— TASK DIRECTIONS —
Please pull out every line that includes the string "screenshot".

— Data records —
★ ★ ★ ★
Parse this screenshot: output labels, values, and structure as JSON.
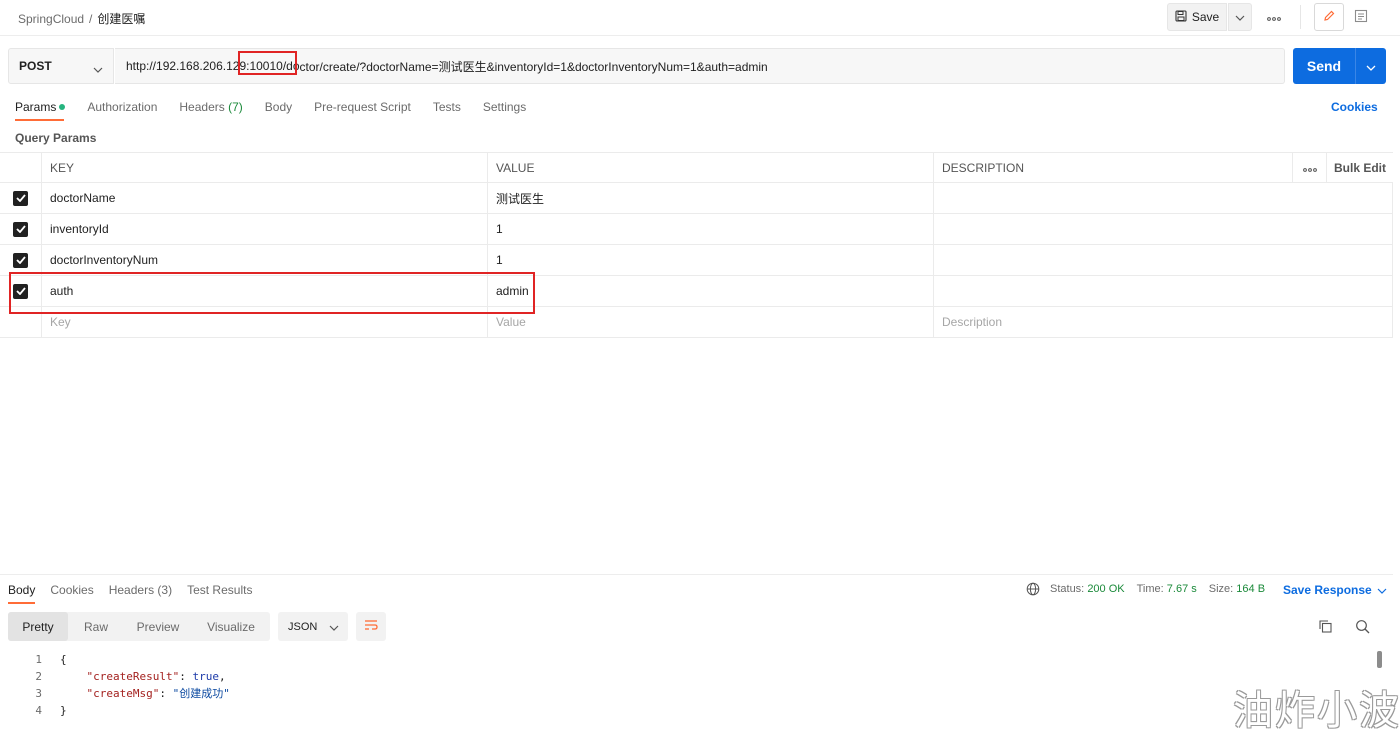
{
  "breadcrumb": {
    "collection": "SpringCloud",
    "separator": "/",
    "request": "创建医嘱"
  },
  "toolbar": {
    "save_label": "Save",
    "more_label": "ooo"
  },
  "request": {
    "method": "POST",
    "url_parts": {
      "prefix": "http://192.168.206.12",
      "highlighted": "9:10010/do",
      "suffix": "ctor/create/?doctorName=测试医生&inventoryId=1&doctorInventoryNum=1&auth=admin"
    },
    "send_label": "Send"
  },
  "tabs": {
    "params": "Params",
    "authorization": "Authorization",
    "headers": "Headers",
    "headers_count": "(7)",
    "body": "Body",
    "prerequest": "Pre-request Script",
    "tests": "Tests",
    "settings": "Settings",
    "cookies": "Cookies"
  },
  "query_params": {
    "section_label": "Query Params",
    "columns": {
      "key": "KEY",
      "value": "VALUE",
      "description": "DESCRIPTION",
      "more": "ooo",
      "bulk_edit": "Bulk Edit"
    },
    "rows": [
      {
        "key": "doctorName",
        "value": "测试医生",
        "checked": true
      },
      {
        "key": "inventoryId",
        "value": "1",
        "checked": true
      },
      {
        "key": "doctorInventoryNum",
        "value": "1",
        "checked": true
      },
      {
        "key": "auth",
        "value": "admin",
        "checked": true
      }
    ],
    "placeholders": {
      "key": "Key",
      "value": "Value",
      "description": "Description"
    }
  },
  "response": {
    "tabs": {
      "body": "Body",
      "cookies": "Cookies",
      "headers": "Headers",
      "headers_count": "(3)",
      "test_results": "Test Results"
    },
    "status": {
      "status_label": "Status:",
      "status_value": "200 OK",
      "time_label": "Time:",
      "time_value": "7.67 s",
      "size_label": "Size:",
      "size_value": "164 B"
    },
    "save_response": "Save Response",
    "formats": [
      "Pretty",
      "Raw",
      "Preview",
      "Visualize"
    ],
    "active_format": "Pretty",
    "language": "JSON",
    "body_lines": [
      {
        "n": "1",
        "text": "{"
      },
      {
        "n": "2",
        "key": "\"createResult\"",
        "sep": ": ",
        "value": "true",
        "end": ","
      },
      {
        "n": "3",
        "key": "\"createMsg\"",
        "sep": ": ",
        "value": "\"创建成功\"",
        "end": ""
      },
      {
        "n": "4",
        "text": "}"
      }
    ]
  },
  "watermark": "油炸小波",
  "colors": {
    "accent": "#0d6ce0",
    "tab_active": "#ff6c37",
    "highlight_box": "#e02424",
    "status_ok": "#1b8a3a"
  }
}
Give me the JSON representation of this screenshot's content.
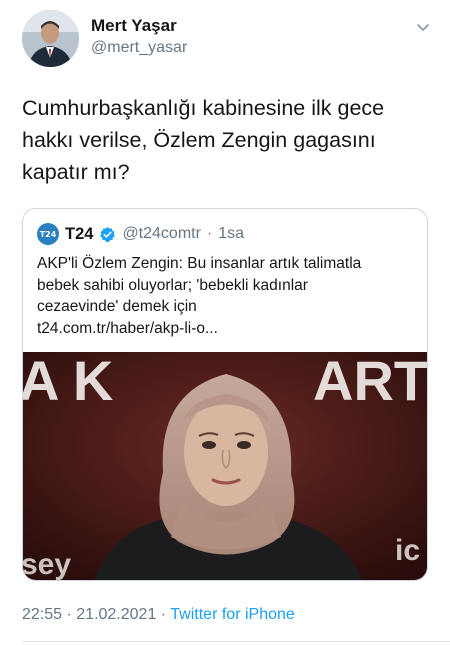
{
  "author": {
    "name": "Mert Yaşar",
    "handle": "@mert_yasar",
    "avatar_icon": "person-photo-avatar"
  },
  "tweet": {
    "text_lines": [
      "Cumhurbaşkanlığı kabinesine ilk gece",
      "hakkı verilse, Özlem Zengin gagasını",
      "kapatır mı?"
    ]
  },
  "quoted": {
    "logo_text": "T24",
    "name": "T24",
    "handle": "@t24comtr",
    "separator": "·",
    "time": "1sa",
    "text_lines": [
      "AKP'li Özlem Zengin: Bu insanlar artık talimatla",
      "bebek sahibi oluyorlar; 'bebekli kadınlar",
      "cezaevinde' demek için",
      "t24.com.tr/haber/akp-li-o..."
    ],
    "image_caption_letters": "AK PARTİ",
    "image_lower_letters": "sey                                     ic"
  },
  "meta": {
    "time": "22:55",
    "dot1": " · ",
    "date": "21.02.2021",
    "dot2": " · ",
    "source": "Twitter for iPhone"
  },
  "colors": {
    "text": "#14171a",
    "secondary": "#657786",
    "link": "#1da1f2",
    "border": "#ccd6dd"
  }
}
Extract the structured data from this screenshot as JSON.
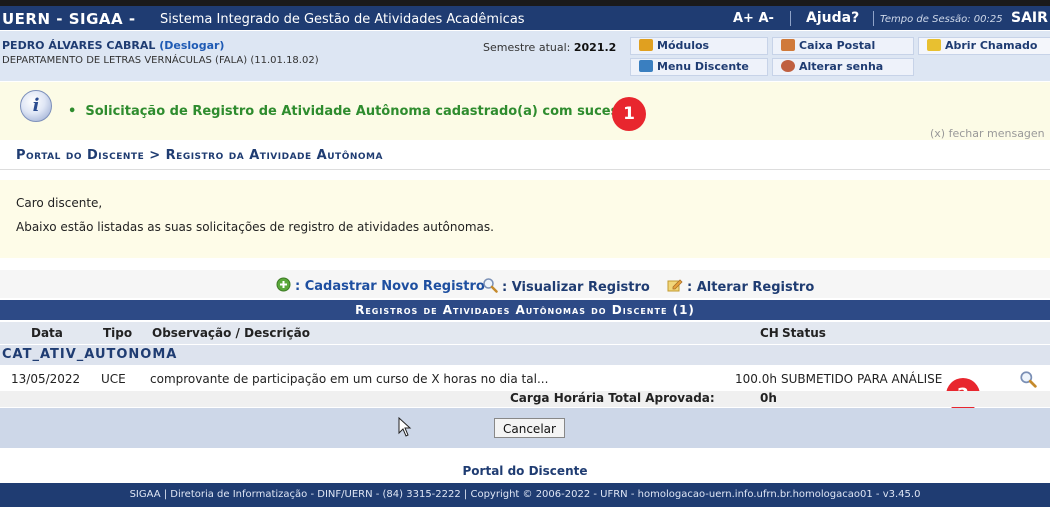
{
  "topbar": {
    "brand": "UERN - SIGAA -",
    "system_name": "Sistema Integrado de Gestão de Atividades Acadêmicas",
    "font_controls": "A+ A-",
    "help": "Ajuda?",
    "session": "Tempo de Sessão: 00:25",
    "logout": "SAIR"
  },
  "user": {
    "name": "PEDRO ÁLVARES CABRAL",
    "logout_link": "(Deslogar)",
    "department": "DEPARTAMENTO DE LETRAS VERNÁCULAS (FALA) (11.01.18.02)",
    "semester_label": "Semestre atual:",
    "semester_value": "2021.2"
  },
  "quick_links": {
    "modulos": "Módulos",
    "caixa_postal": "Caixa Postal",
    "abrir_chamado": "Abrir Chamado",
    "menu_discente": "Menu Discente",
    "alterar_senha": "Alterar senha"
  },
  "message": {
    "text": "Solicitação de Registro de Atividade Autônoma cadastrado(a) com sucesso!",
    "close": "(x) fechar mensagen",
    "badge1": "1",
    "badge2": "2"
  },
  "breadcrumb": "Portal do Discente > Registro da Atividade Autônoma",
  "notice": {
    "line1": "Caro discente,",
    "line2": "Abaixo estão listadas as suas solicitações de registro de atividades autônomas."
  },
  "legend": {
    "new": ": Cadastrar Novo Registro",
    "view": ": Visualizar Registro",
    "edit": ": Alterar Registro"
  },
  "table": {
    "title": "Registros de Atividades Autônomas do Discente (1)",
    "columns": {
      "data": "Data",
      "tipo": "Tipo",
      "obs": "Observação / Descrição",
      "ch": "CH",
      "status": "Status"
    },
    "group": "CAT_ATIV_AUTONOMA",
    "rows": [
      {
        "data": "13/05/2022",
        "tipo": "UCE",
        "obs": "comprovante de participação em um curso de X horas no dia tal...",
        "ch": "100.0h",
        "status": "SUBMETIDO PARA ANÁLISE"
      }
    ],
    "total_label": "Carga Horária Total Aprovada:",
    "total_value": "0h",
    "cancel": "Cancelar"
  },
  "portal_link": "Portal do Discente",
  "footer": "SIGAA | Diretoria de Informatização - DINF/UERN - (84) 3315-2222 | Copyright © 2006-2022 - UFRN - homologacao-uern.info.ufrn.br.homologacao01 - v3.45.0"
}
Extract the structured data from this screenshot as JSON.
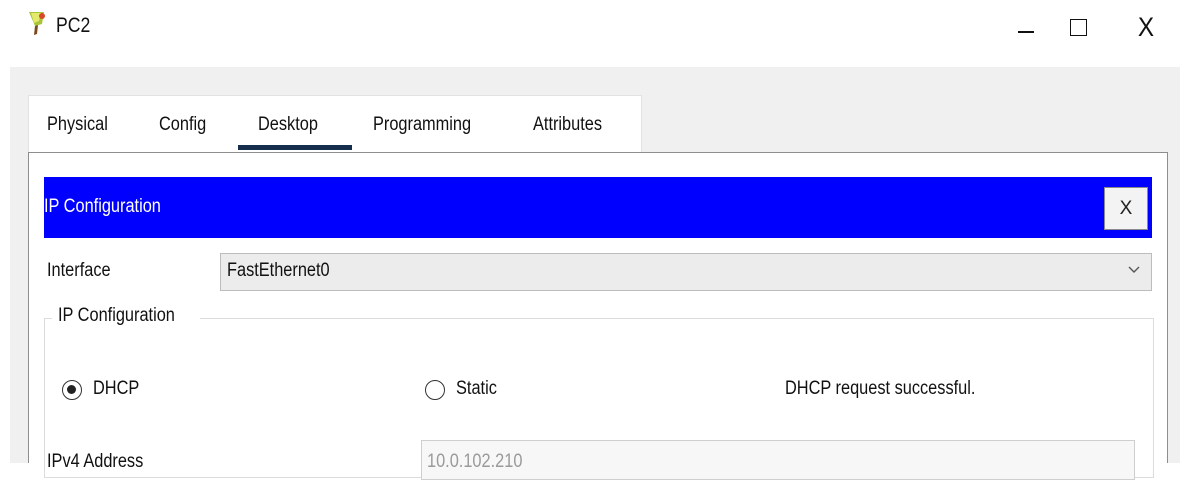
{
  "window": {
    "title": "PC2",
    "icon": "packet-tracer-pc-icon",
    "controls": {
      "minimize": "minimize-icon",
      "maximize": "maximize-icon",
      "close": "X"
    }
  },
  "tabs": [
    {
      "label": "Physical",
      "active": false
    },
    {
      "label": "Config",
      "active": false
    },
    {
      "label": "Desktop",
      "active": true
    },
    {
      "label": "Programming",
      "active": false
    },
    {
      "label": "Attributes",
      "active": false
    }
  ],
  "ip_config": {
    "header_title": "IP Configuration",
    "close_label": "X",
    "interface_label": "Interface",
    "interface_value": "FastEthernet0",
    "group_title": "IP Configuration",
    "mode_options": [
      {
        "label": "DHCP",
        "selected": true
      },
      {
        "label": "Static",
        "selected": false
      }
    ],
    "status": "DHCP request successful.",
    "ipv4_label": "IPv4 Address",
    "ipv4_value": "10.0.102.210"
  },
  "colors": {
    "header_bg": "#0000ff",
    "active_tab_underline": "#152e4c",
    "window_bg": "#f0f0f0"
  }
}
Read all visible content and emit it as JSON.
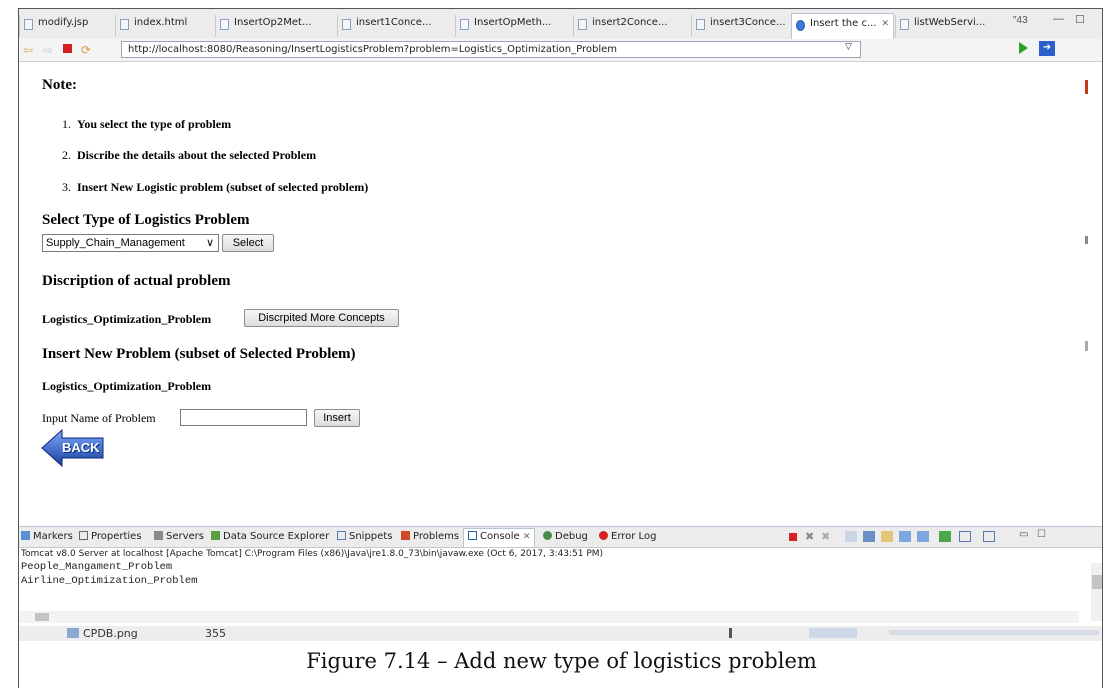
{
  "tabs": [
    {
      "label": "modify.jsp"
    },
    {
      "label": "index.html"
    },
    {
      "label": "InsertOp2Met..."
    },
    {
      "label": "insert1Conce..."
    },
    {
      "label": "InsertOpMeth..."
    },
    {
      "label": "insert2Conce..."
    },
    {
      "label": "insert3Conce..."
    },
    {
      "label": "Insert the c...",
      "close": "✕"
    },
    {
      "label": "listWebServi..."
    }
  ],
  "tab_overflow": "\"43",
  "address": {
    "url": "http://localhost:8080/Reasoning/InsertLogisticsProblem?problem=Logistics_Optimization_Problem"
  },
  "page": {
    "note_heading": "Note:",
    "steps": [
      {
        "num": "1.",
        "text": "You select the type of problem"
      },
      {
        "num": "2.",
        "text": "Discribe the details about the selected Problem"
      },
      {
        "num": "3.",
        "text": "Insert New Logistic problem (subset of selected problem)"
      }
    ],
    "select_heading": "Select Type of Logistics Problem",
    "select_value": "Supply_Chain_Management",
    "select_button": "Select",
    "discription_heading": "Discription of actual problem",
    "actual_problem": "Logistics_Optimization_Problem",
    "concepts_button": "Discrpited More Concepts",
    "insert_heading": "Insert New Problem (subset of Selected Problem)",
    "selected_problem": "Logistics_Optimization_Problem",
    "input_label": "Input Name of Problem",
    "input_value": "",
    "insert_button": "Insert",
    "back_label": "BACK"
  },
  "console": {
    "tabs": [
      {
        "label": "Markers"
      },
      {
        "label": "Properties"
      },
      {
        "label": "Servers"
      },
      {
        "label": "Data Source Explorer"
      },
      {
        "label": "Snippets"
      },
      {
        "label": "Problems"
      },
      {
        "label": "Console",
        "close": "✕"
      },
      {
        "label": "Debug"
      },
      {
        "label": "Error Log"
      }
    ],
    "description": "Tomcat v8.0 Server at localhost [Apache Tomcat] C:\\Program Files (x86)\\Java\\jre1.8.0_73\\bin\\javaw.exe (Oct 6, 2017, 3:43:51 PM)",
    "lines": [
      "People_Mangament_Problem",
      "Airline_Optimization_Problem"
    ]
  },
  "bottom": {
    "file": "CPDB.png",
    "size": "355"
  },
  "caption": "Figure 7.14 – Add new type of logistics problem",
  "colors": {
    "accent": "#3b7ad6",
    "back_arrow": "#1f4fb0",
    "stop": "#d62020",
    "run": "#2aa52a"
  }
}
★ ★ ★ ★
— ANSWER TO THE EXERCISE —
Parse this screenshot: output labels, values, and structure as JSON.
Give me the JSON representation of this screenshot's content.
Extract the structured data from this screenshot as JSON.
Extract the structured data from this screenshot as JSON.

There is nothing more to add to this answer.